What is asked: Of all the lines here, how many include the string "moon"? Answer with the number only.

Data in this exercise:
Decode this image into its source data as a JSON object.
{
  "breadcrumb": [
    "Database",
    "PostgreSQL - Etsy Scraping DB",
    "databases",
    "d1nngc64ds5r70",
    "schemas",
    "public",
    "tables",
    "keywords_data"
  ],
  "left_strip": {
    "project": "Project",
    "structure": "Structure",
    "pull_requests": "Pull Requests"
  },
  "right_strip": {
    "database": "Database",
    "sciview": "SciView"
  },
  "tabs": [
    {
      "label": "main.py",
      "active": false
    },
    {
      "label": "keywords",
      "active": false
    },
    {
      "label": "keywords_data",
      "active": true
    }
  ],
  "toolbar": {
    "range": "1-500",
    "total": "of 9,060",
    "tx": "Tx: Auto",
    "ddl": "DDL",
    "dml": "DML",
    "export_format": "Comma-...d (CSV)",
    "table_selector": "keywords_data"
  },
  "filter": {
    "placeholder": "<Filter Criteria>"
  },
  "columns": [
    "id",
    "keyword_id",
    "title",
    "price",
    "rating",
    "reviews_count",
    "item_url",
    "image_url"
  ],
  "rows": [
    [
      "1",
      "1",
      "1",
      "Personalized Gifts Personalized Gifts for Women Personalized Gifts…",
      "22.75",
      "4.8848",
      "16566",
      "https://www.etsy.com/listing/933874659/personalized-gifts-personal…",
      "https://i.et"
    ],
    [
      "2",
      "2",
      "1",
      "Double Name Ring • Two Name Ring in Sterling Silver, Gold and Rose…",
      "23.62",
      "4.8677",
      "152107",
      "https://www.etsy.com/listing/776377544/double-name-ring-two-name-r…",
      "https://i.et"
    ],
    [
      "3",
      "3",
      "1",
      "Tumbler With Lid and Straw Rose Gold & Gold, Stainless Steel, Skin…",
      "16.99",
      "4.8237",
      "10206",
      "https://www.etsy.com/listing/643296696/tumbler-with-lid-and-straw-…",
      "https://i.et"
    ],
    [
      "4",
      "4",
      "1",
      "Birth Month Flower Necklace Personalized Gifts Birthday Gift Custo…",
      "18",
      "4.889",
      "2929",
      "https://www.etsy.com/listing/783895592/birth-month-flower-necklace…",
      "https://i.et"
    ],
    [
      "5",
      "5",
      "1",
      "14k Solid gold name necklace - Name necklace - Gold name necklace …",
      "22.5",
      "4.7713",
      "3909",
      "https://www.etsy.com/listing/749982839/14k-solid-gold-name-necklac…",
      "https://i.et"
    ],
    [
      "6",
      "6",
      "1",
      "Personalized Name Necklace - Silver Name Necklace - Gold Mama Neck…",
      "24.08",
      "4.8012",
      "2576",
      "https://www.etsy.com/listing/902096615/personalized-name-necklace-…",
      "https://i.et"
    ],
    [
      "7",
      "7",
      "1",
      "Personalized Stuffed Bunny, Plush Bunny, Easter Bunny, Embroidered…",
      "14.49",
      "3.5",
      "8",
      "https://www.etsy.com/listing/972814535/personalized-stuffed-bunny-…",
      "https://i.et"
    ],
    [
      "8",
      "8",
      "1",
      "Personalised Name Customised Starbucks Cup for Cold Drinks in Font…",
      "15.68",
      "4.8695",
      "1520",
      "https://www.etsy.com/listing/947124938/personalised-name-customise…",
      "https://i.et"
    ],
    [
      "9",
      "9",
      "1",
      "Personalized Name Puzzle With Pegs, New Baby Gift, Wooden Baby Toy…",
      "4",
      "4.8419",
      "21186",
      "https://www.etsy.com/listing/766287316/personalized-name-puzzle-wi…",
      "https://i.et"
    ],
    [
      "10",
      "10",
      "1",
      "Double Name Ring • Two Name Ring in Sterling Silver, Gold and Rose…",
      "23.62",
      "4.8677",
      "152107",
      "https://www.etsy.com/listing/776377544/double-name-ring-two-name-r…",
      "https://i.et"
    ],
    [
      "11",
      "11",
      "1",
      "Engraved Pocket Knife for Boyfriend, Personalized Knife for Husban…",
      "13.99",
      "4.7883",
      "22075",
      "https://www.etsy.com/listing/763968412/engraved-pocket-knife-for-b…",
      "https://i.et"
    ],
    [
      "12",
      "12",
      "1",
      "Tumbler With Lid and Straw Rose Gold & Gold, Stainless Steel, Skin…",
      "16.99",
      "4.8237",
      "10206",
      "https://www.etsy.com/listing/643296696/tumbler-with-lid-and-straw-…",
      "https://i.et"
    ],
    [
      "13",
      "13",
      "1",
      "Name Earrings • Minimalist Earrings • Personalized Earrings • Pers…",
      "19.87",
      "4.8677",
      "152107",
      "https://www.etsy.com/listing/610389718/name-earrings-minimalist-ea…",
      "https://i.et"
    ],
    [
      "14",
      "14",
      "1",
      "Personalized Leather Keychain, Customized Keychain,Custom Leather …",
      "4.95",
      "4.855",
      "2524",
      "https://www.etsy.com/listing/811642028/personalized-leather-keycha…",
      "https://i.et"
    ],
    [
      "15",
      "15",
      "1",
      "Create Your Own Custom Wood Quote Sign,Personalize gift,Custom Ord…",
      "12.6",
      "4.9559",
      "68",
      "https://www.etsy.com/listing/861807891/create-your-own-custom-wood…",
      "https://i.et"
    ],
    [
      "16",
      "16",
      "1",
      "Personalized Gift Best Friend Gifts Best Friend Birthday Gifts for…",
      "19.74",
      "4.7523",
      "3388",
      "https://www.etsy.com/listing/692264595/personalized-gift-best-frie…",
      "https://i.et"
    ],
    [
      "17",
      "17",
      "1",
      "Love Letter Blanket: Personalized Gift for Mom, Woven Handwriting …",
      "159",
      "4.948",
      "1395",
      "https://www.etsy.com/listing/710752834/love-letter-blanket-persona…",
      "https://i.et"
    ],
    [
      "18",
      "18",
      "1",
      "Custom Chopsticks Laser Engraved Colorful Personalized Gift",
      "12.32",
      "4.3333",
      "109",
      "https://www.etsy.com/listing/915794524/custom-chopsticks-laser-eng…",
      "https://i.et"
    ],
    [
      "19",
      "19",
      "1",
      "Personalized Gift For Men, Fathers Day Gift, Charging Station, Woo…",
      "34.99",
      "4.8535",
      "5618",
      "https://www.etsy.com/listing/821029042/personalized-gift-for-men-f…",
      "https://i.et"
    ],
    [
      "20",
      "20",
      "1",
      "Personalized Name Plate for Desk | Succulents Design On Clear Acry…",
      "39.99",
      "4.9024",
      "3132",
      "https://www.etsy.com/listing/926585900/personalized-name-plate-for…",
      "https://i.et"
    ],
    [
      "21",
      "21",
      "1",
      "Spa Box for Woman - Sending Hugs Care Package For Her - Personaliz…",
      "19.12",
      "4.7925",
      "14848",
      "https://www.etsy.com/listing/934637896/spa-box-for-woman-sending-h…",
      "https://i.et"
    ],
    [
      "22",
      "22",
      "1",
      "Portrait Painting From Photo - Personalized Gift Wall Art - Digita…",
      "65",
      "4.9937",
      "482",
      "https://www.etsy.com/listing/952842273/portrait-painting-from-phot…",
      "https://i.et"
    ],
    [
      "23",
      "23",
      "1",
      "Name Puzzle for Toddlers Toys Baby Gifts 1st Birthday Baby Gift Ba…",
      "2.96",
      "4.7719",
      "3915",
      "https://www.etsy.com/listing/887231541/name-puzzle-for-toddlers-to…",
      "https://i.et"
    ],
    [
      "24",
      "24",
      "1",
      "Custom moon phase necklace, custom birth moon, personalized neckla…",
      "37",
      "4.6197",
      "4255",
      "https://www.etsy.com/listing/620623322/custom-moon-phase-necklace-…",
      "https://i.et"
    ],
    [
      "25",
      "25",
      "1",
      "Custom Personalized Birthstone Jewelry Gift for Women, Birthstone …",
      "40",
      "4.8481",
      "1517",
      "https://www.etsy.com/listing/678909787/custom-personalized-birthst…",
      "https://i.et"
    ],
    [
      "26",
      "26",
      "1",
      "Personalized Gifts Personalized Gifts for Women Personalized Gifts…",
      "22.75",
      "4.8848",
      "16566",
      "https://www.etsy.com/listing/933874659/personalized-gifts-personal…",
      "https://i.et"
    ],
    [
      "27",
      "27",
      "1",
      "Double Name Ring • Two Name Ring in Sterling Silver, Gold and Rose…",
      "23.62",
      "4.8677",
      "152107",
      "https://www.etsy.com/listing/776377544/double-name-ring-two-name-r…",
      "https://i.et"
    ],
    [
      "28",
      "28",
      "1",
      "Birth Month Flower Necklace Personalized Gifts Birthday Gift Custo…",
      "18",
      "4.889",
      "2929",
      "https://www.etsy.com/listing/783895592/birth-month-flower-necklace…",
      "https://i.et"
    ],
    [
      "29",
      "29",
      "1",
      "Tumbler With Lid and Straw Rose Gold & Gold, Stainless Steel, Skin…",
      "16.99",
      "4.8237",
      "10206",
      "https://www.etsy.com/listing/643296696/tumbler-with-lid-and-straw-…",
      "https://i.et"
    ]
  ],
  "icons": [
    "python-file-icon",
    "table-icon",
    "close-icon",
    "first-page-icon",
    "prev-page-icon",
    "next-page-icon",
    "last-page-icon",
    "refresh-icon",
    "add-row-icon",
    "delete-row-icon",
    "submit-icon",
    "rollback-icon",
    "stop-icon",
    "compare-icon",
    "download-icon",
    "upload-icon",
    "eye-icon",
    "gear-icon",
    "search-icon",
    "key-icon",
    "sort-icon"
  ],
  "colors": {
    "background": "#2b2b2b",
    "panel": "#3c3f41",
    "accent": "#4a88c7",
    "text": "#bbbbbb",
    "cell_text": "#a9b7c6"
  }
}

Result of the task: 2